EXERCISE INPUTS start
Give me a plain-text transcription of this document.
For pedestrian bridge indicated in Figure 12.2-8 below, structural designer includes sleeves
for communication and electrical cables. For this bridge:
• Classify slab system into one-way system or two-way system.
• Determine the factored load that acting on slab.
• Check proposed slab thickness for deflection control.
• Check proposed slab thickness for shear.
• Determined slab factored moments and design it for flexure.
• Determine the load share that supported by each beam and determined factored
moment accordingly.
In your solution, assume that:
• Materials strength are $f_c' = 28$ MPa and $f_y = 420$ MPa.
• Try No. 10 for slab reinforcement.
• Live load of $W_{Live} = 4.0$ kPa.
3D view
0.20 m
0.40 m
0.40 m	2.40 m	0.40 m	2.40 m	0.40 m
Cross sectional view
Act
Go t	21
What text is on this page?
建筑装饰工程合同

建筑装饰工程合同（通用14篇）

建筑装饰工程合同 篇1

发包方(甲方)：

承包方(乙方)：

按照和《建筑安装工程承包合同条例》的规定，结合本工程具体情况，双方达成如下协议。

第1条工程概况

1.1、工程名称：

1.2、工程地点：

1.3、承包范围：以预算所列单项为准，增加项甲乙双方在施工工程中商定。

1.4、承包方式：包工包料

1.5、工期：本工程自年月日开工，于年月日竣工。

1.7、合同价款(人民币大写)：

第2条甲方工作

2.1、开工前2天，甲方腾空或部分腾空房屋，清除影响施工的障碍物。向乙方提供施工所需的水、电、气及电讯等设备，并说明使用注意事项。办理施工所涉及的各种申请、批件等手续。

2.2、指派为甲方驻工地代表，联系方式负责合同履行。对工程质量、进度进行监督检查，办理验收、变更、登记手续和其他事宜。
EXERCISE INPUTS end
> **WHAT TO WORK ON**
Exactly as written, please output every entry.

> **ANSWER TO THE PROBLEM**
Give me a plain-text transcription of this document.
For pedestrian bridge indicated in Figure 12.2-8 below, structural designer includes sleeves
for communication and electrical cables. For this bridge:
• Classify slab system into one-way system or two-way system.
• Determine the factored load that acting on slab.
• Check proposed slab thickness for deflection control.
• Check proposed slab thickness for shear.
• Determined slab factored moments and design it for flexure.
• Determine the load share that supported by each beam and determined factored
moment accordingly.
In your solution, assume that:
• Materials strength are $f_c' = 28$ MPa and $f_y = 420$ MPa.
• Try No. 10 for slab reinforcement.
• Live load of $W_{Live} = 4.0$ kPa.
3D view
0.20 m
0.40 m
0.40 m	2.40 m	0.40 m	2.40 m	0.40 m
Cross sectional view
Act
Go t	21
What text is on this page?
建筑装饰工程合同

建筑装饰工程合同（通用14篇）

建筑装饰工程合同 篇1

发包方(甲方)：

承包方(乙方)：

按照和《建筑安装工程承包合同条例》的规定，结合本工程具体情况，双方达成如下协议。

第1条工程概况

1.1、工程名称：

1.2、工程地点：

1.3、承包范围：以预算所列单项为准，增加项甲乙双方在施工工程中商定。

1.4、承包方式：包工包料

1.5、工期：本工程自年月日开工，于年月日竣工。

1.7、合同价款(人民币大写)：

第2条甲方工作

2.1、开工前2天，甲方腾空或部分腾空房屋，清除影响施工的障碍物。向乙方提供施工所需的水、电、气及电讯等设备，并说明使用注意事项。办理施工所涉及的各种申请、批件等手续。

2.2、指派为甲方驻工地代表，联系方式负责合同履行。对工程质量、进度进行监督检查，办理验收、变更、登记手续和其他事宜。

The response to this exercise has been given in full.